* [Entries supplied]
———

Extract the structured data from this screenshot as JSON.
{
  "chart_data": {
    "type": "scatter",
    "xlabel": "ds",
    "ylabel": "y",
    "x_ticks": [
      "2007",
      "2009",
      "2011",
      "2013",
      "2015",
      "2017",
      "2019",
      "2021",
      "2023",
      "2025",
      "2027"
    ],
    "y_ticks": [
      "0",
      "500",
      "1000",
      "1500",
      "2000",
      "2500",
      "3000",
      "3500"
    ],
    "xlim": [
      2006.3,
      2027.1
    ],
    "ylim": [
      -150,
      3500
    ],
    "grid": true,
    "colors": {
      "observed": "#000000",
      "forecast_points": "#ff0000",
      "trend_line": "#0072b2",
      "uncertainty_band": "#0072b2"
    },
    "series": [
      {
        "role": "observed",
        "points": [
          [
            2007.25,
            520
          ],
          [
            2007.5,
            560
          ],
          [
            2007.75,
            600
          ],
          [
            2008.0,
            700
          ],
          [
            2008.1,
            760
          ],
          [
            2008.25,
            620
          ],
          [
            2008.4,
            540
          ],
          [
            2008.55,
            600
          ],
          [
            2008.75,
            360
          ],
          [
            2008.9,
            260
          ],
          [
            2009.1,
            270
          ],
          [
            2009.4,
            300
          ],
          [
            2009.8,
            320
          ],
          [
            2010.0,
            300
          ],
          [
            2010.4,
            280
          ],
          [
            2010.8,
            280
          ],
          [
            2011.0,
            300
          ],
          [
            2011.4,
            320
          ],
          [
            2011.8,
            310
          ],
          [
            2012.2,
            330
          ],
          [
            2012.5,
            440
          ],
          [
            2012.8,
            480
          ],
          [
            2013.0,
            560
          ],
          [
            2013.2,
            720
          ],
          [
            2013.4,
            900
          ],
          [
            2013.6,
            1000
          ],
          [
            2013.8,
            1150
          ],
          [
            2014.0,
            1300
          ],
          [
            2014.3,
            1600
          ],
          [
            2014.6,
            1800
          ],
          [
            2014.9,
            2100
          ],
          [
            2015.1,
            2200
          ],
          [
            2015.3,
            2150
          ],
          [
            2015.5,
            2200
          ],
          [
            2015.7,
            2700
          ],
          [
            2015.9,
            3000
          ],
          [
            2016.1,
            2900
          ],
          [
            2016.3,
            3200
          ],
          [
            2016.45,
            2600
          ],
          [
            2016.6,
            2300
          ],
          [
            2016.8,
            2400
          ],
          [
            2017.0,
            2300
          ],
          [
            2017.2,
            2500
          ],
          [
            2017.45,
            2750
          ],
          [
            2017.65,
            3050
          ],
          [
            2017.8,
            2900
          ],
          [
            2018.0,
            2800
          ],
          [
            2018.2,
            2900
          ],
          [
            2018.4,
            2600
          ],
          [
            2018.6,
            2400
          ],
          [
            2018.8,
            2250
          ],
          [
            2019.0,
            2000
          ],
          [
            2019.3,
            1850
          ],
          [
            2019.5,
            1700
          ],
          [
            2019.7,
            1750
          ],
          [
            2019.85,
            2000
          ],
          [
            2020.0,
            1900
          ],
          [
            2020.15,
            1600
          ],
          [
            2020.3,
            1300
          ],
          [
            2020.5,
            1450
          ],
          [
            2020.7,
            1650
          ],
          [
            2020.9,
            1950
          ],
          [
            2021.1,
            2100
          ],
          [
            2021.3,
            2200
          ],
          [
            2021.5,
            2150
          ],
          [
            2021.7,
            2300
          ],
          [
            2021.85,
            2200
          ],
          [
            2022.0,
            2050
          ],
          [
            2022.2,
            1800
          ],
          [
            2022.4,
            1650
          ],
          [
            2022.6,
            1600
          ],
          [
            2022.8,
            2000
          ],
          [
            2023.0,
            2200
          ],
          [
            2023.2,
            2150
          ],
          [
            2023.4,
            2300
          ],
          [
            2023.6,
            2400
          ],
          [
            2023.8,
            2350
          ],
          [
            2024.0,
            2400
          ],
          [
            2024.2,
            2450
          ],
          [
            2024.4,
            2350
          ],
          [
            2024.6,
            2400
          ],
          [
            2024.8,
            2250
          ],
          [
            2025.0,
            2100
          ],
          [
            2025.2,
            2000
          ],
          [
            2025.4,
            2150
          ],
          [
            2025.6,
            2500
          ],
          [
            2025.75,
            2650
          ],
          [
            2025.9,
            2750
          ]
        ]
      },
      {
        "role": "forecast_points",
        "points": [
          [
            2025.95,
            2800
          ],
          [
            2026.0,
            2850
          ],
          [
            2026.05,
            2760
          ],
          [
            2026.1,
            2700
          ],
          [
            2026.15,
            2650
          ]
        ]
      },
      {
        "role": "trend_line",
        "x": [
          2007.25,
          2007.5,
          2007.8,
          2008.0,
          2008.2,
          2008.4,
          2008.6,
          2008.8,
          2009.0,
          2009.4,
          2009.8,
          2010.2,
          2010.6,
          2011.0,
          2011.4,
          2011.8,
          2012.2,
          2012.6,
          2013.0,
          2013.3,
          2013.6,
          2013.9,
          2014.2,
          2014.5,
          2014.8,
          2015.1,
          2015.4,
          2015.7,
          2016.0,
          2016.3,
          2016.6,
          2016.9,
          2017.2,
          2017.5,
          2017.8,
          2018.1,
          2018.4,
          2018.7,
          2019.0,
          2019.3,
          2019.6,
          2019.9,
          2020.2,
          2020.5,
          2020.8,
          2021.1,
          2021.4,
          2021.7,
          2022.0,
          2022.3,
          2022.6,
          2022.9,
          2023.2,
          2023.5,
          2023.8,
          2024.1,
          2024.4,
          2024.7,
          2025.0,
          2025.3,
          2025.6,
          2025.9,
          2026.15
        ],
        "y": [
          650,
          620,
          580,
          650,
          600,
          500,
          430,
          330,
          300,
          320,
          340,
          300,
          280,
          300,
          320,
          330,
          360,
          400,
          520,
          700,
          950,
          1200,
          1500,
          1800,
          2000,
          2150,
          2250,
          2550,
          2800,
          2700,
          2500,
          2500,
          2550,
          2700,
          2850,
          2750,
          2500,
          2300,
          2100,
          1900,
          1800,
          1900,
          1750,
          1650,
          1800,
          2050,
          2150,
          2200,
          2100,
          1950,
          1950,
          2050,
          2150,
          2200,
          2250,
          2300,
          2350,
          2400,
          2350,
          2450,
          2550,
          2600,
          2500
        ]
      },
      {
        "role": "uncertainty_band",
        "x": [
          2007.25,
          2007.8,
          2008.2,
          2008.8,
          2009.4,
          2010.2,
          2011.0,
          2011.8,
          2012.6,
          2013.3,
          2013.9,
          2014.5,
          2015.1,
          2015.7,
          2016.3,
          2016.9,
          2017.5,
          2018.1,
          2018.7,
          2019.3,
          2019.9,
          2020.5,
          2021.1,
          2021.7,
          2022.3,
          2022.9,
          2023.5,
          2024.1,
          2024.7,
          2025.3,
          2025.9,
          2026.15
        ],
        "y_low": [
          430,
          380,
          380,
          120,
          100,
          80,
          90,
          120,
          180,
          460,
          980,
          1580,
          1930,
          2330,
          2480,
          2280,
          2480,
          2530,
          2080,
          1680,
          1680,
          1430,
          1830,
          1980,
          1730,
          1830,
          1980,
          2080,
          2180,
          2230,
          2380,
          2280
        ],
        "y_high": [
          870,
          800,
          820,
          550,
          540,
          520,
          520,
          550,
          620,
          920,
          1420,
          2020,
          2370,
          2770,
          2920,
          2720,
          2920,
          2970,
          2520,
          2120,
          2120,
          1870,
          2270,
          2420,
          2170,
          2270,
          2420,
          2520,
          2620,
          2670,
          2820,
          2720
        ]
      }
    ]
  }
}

———

* [What is being asked] Please reproduce each line exactly as written.

* [In response]
Extract the structured data from this screenshot as JSON.
{
  "chart_data": {
    "type": "scatter",
    "xlabel": "ds",
    "ylabel": "y",
    "x_ticks": [
      "2007",
      "2009",
      "2011",
      "2013",
      "2015",
      "2017",
      "2019",
      "2021",
      "2023",
      "2025",
      "2027"
    ],
    "y_ticks": [
      "0",
      "500",
      "1000",
      "1500",
      "2000",
      "2500",
      "3000",
      "3500"
    ],
    "xlim": [
      2006.3,
      2027.1
    ],
    "ylim": [
      -150,
      3500
    ],
    "grid": true,
    "colors": {
      "observed": "#000000",
      "forecast_points": "#ff0000",
      "trend_line": "#0072b2",
      "uncertainty_band": "#0072b2"
    },
    "series": [
      {
        "role": "observed",
        "points": [
          [
            2007.25,
            520
          ],
          [
            2007.5,
            560
          ],
          [
            2007.75,
            600
          ],
          [
            2008.0,
            700
          ],
          [
            2008.1,
            760
          ],
          [
            2008.25,
            620
          ],
          [
            2008.4,
            540
          ],
          [
            2008.55,
            600
          ],
          [
            2008.75,
            360
          ],
          [
            2008.9,
            260
          ],
          [
            2009.1,
            270
          ],
          [
            2009.4,
            300
          ],
          [
            2009.8,
            320
          ],
          [
            2010.0,
            300
          ],
          [
            2010.4,
            280
          ],
          [
            2010.8,
            280
          ],
          [
            2011.0,
            300
          ],
          [
            2011.4,
            320
          ],
          [
            2011.8,
            310
          ],
          [
            2012.2,
            330
          ],
          [
            2012.5,
            440
          ],
          [
            2012.8,
            480
          ],
          [
            2013.0,
            560
          ],
          [
            2013.2,
            720
          ],
          [
            2013.4,
            900
          ],
          [
            2013.6,
            1000
          ],
          [
            2013.8,
            1150
          ],
          [
            2014.0,
            1300
          ],
          [
            2014.3,
            1600
          ],
          [
            2014.6,
            1800
          ],
          [
            2014.9,
            2100
          ],
          [
            2015.1,
            2200
          ],
          [
            2015.3,
            2150
          ],
          [
            2015.5,
            2200
          ],
          [
            2015.7,
            2700
          ],
          [
            2015.9,
            3000
          ],
          [
            2016.1,
            2900
          ],
          [
            2016.3,
            3200
          ],
          [
            2016.45,
            2600
          ],
          [
            2016.6,
            2300
          ],
          [
            2016.8,
            2400
          ],
          [
            2017.0,
            2300
          ],
          [
            2017.2,
            2500
          ],
          [
            2017.45,
            2750
          ],
          [
            2017.65,
            3050
          ],
          [
            2017.8,
            2900
          ],
          [
            2018.0,
            2800
          ],
          [
            2018.2,
            2900
          ],
          [
            2018.4,
            2600
          ],
          [
            2018.6,
            2400
          ],
          [
            2018.8,
            2250
          ],
          [
            2019.0,
            2000
          ],
          [
            2019.3,
            1850
          ],
          [
            2019.5,
            1700
          ],
          [
            2019.7,
            1750
          ],
          [
            2019.85,
            2000
          ],
          [
            2020.0,
            1900
          ],
          [
            2020.15,
            1600
          ],
          [
            2020.3,
            1300
          ],
          [
            2020.5,
            1450
          ],
          [
            2020.7,
            1650
          ],
          [
            2020.9,
            1950
          ],
          [
            2021.1,
            2100
          ],
          [
            2021.3,
            2200
          ],
          [
            2021.5,
            2150
          ],
          [
            2021.7,
            2300
          ],
          [
            2021.85,
            2200
          ],
          [
            2022.0,
            2050
          ],
          [
            2022.2,
            1800
          ],
          [
            2022.4,
            1650
          ],
          [
            2022.6,
            1600
          ],
          [
            2022.8,
            2000
          ],
          [
            2023.0,
            2200
          ],
          [
            2023.2,
            2150
          ],
          [
            2023.4,
            2300
          ],
          [
            2023.6,
            2400
          ],
          [
            2023.8,
            2350
          ],
          [
            2024.0,
            2400
          ],
          [
            2024.2,
            2450
          ],
          [
            2024.4,
            2350
          ],
          [
            2024.6,
            2400
          ],
          [
            2024.8,
            2250
          ],
          [
            2025.0,
            2100
          ],
          [
            2025.2,
            2000
          ],
          [
            2025.4,
            2150
          ],
          [
            2025.6,
            2500
          ],
          [
            2025.75,
            2650
          ],
          [
            2025.9,
            2750
          ]
        ]
      },
      {
        "role": "forecast_points",
        "points": [
          [
            2025.95,
            2800
          ],
          [
            2026.0,
            2850
          ],
          [
            2026.05,
            2760
          ],
          [
            2026.1,
            2700
          ],
          [
            2026.15,
            2650
          ]
        ]
      },
      {
        "role": "trend_line",
        "x": [
          2007.25,
          2007.5,
          2007.8,
          2008.0,
          2008.2,
          2008.4,
          2008.6,
          2008.8,
          2009.0,
          2009.4,
          2009.8,
          2010.2,
          2010.6,
          2011.0,
          2011.4,
          2011.8,
          2012.2,
          2012.6,
          2013.0,
          2013.3,
          2013.6,
          2013.9,
          2014.2,
          2014.5,
          2014.8,
          2015.1,
          2015.4,
          2015.7,
          2016.0,
          2016.3,
          2016.6,
          2016.9,
          2017.2,
          2017.5,
          2017.8,
          2018.1,
          2018.4,
          2018.7,
          2019.0,
          2019.3,
          2019.6,
          2019.9,
          2020.2,
          2020.5,
          2020.8,
          2021.1,
          2021.4,
          2021.7,
          2022.0,
          2022.3,
          2022.6,
          2022.9,
          2023.2,
          2023.5,
          2023.8,
          2024.1,
          2024.4,
          2024.7,
          2025.0,
          2025.3,
          2025.6,
          2025.9,
          2026.15
        ],
        "y": [
          650,
          620,
          580,
          650,
          600,
          500,
          430,
          330,
          300,
          320,
          340,
          300,
          280,
          300,
          320,
          330,
          360,
          400,
          520,
          700,
          950,
          1200,
          1500,
          1800,
          2000,
          2150,
          2250,
          2550,
          2800,
          2700,
          2500,
          2500,
          2550,
          2700,
          2850,
          2750,
          2500,
          2300,
          2100,
          1900,
          1800,
          1900,
          1750,
          1650,
          1800,
          2050,
          2150,
          2200,
          2100,
          1950,
          1950,
          2050,
          2150,
          2200,
          2250,
          2300,
          2350,
          2400,
          2350,
          2450,
          2550,
          2600,
          2500
        ]
      },
      {
        "role": "uncertainty_band",
        "x": [
          2007.25,
          2007.8,
          2008.2,
          2008.8,
          2009.4,
          2010.2,
          2011.0,
          2011.8,
          2012.6,
          2013.3,
          2013.9,
          2014.5,
          2015.1,
          2015.7,
          2016.3,
          2016.9,
          2017.5,
          2018.1,
          2018.7,
          2019.3,
          2019.9,
          2020.5,
          2021.1,
          2021.7,
          2022.3,
          2022.9,
          2023.5,
          2024.1,
          2024.7,
          2025.3,
          2025.9,
          2026.15
        ],
        "y_low": [
          430,
          380,
          380,
          120,
          100,
          80,
          90,
          120,
          180,
          460,
          980,
          1580,
          1930,
          2330,
          2480,
          2280,
          2480,
          2530,
          2080,
          1680,
          1680,
          1430,
          1830,
          1980,
          1730,
          1830,
          1980,
          2080,
          2180,
          2230,
          2380,
          2280
        ],
        "y_high": [
          870,
          800,
          820,
          550,
          540,
          520,
          520,
          550,
          620,
          920,
          1420,
          2020,
          2370,
          2770,
          2920,
          2720,
          2920,
          2970,
          2520,
          2120,
          2120,
          1870,
          2270,
          2420,
          2170,
          2270,
          2420,
          2520,
          2620,
          2670,
          2820,
          2720
        ]
      }
    ]
  }
}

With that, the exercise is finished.